WHAT THE EXERCISE ASKS: Update the data below by replacing every occurrence of "legend-swatch" with "legend-marker", leaving all other text unchanged.

[Entries drawn from a collection]

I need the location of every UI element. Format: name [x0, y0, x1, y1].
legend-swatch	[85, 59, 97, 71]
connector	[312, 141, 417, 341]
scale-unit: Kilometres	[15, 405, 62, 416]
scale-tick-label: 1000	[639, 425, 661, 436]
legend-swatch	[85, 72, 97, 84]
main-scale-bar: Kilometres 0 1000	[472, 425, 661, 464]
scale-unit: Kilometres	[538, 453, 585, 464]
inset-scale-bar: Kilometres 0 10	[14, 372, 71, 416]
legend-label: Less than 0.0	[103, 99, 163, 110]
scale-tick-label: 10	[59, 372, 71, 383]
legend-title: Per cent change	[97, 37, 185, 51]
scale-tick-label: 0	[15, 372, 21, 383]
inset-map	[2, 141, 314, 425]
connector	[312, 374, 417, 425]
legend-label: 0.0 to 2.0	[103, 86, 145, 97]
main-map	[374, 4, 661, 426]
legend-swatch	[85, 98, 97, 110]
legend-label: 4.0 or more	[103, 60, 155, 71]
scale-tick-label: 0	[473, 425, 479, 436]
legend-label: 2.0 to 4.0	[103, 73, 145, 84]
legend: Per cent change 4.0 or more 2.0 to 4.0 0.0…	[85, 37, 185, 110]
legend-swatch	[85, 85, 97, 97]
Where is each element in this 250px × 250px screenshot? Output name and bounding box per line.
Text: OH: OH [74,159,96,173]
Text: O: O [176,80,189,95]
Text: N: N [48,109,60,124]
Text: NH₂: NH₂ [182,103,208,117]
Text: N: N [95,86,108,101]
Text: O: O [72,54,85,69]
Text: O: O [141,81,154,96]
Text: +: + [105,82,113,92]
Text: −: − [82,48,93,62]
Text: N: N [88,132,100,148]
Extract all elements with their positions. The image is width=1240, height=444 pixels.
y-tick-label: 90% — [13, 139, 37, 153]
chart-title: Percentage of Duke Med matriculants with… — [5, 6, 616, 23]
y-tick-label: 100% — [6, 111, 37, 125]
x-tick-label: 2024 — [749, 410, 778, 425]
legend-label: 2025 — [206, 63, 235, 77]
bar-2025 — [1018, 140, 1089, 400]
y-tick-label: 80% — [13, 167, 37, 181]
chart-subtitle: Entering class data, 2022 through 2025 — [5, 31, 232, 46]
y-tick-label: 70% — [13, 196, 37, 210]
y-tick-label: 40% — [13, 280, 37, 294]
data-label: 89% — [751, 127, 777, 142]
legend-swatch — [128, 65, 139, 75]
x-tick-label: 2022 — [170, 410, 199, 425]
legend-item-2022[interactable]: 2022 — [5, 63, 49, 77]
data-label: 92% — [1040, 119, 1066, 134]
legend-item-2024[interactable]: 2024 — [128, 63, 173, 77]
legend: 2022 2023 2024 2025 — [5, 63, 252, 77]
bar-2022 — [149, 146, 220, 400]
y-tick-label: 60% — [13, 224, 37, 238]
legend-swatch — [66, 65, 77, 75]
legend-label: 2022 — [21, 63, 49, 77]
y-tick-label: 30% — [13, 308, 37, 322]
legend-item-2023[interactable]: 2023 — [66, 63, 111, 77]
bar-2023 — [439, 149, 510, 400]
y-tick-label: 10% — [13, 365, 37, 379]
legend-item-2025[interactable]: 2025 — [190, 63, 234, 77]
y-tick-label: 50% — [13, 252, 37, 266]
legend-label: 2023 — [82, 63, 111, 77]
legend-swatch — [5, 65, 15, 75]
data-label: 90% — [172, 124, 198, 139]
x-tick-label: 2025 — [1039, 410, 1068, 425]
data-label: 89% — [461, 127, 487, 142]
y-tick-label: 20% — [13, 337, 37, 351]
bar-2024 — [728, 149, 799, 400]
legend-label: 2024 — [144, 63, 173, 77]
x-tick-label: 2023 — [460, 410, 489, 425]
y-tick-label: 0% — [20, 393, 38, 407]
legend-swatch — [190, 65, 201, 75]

TASK OUTPUT:
I need the location of every UI element. Format: name [x0, y0, x1, y1].
legend-marker	[85, 59, 97, 71]
connector	[312, 141, 417, 341]
scale-unit: Kilometres	[15, 405, 62, 416]
scale-tick-label: 1000	[639, 425, 661, 436]
legend-marker	[85, 72, 97, 84]
main-scale-bar: Kilometres 0 1000	[472, 425, 661, 464]
scale-unit: Kilometres	[538, 453, 585, 464]
inset-scale-bar: Kilometres 0 10	[14, 372, 71, 416]
legend-label: Less than 0.0	[103, 99, 163, 110]
scale-tick-label: 10	[59, 372, 71, 383]
legend-title: Per cent change	[97, 37, 185, 51]
scale-tick-label: 0	[15, 372, 21, 383]
inset-map	[2, 141, 314, 425]
connector	[312, 374, 417, 425]
legend-label: 0.0 to 2.0	[103, 86, 145, 97]
main-map	[374, 4, 661, 426]
legend-marker	[85, 98, 97, 110]
legend-label: 4.0 or more	[103, 60, 155, 71]
scale-tick-label: 0	[473, 425, 479, 436]
legend-label: 2.0 to 4.0	[103, 73, 145, 84]
legend: Per cent change 4.0 or more 2.0 to 4.0 0.0…	[85, 37, 185, 110]
legend-marker	[85, 85, 97, 97]
Where is each element in this 250px × 250px screenshot? Output name and bounding box per line.
Text: OH: OH [74,159,96,173]
Text: O: O [176,80,189,95]
Text: N: N [48,109,60,124]
Text: NH₂: NH₂ [182,103,208,117]
Text: N: N [95,86,108,101]
Text: O: O [72,54,85,69]
Text: O: O [141,81,154,96]
Text: +: + [105,82,113,92]
Text: −: − [82,48,93,62]
Text: N: N [88,132,100,148]
Extract all elements with their positions. The image is width=1240, height=444 pixels.
y-tick-label: 90% — [13, 139, 37, 153]
chart-title: Percentage of Duke Med matriculants with… — [5, 6, 616, 23]
y-tick-label: 100% — [6, 111, 37, 125]
x-tick-label: 2024 — [749, 410, 778, 425]
legend-label: 2025 — [206, 63, 235, 77]
bar-2025 — [1018, 140, 1089, 400]
y-tick-label: 80% — [13, 167, 37, 181]
chart-subtitle: Entering class data, 2022 through 2025 — [5, 31, 232, 46]
y-tick-label: 70% — [13, 196, 37, 210]
y-tick-label: 40% — [13, 280, 37, 294]
data-label: 89% — [751, 127, 777, 142]
legend-marker — [128, 65, 139, 75]
x-tick-label: 2022 — [170, 410, 199, 425]
legend-item-2022[interactable]: 2022 — [5, 63, 49, 77]
data-label: 92% — [1040, 119, 1066, 134]
legend-item-2024[interactable]: 2024 — [128, 63, 173, 77]
legend: 2022 2023 2024 2025 — [5, 63, 252, 77]
bar-2022 — [149, 146, 220, 400]
y-tick-label: 60% — [13, 224, 37, 238]
legend-marker — [66, 65, 77, 75]
legend-label: 2022 — [21, 63, 49, 77]
y-tick-label: 30% — [13, 308, 37, 322]
legend-item-2023[interactable]: 2023 — [66, 63, 111, 77]
bar-2023 — [439, 149, 510, 400]
y-tick-label: 10% — [13, 365, 37, 379]
legend-item-2025[interactable]: 2025 — [190, 63, 234, 77]
y-tick-label: 50% — [13, 252, 37, 266]
legend-label: 2023 — [82, 63, 111, 77]
legend-marker — [5, 65, 15, 75]
data-label: 90% — [172, 124, 198, 139]
x-tick-label: 2025 — [1039, 410, 1068, 425]
data-label: 89% — [461, 127, 487, 142]
y-tick-label: 20% — [13, 337, 37, 351]
bar-2024 — [728, 149, 799, 400]
legend-label: 2024 — [144, 63, 173, 77]
x-tick-label: 2023 — [460, 410, 489, 425]
y-tick-label: 0% — [20, 393, 38, 407]
legend-marker — [190, 65, 201, 75]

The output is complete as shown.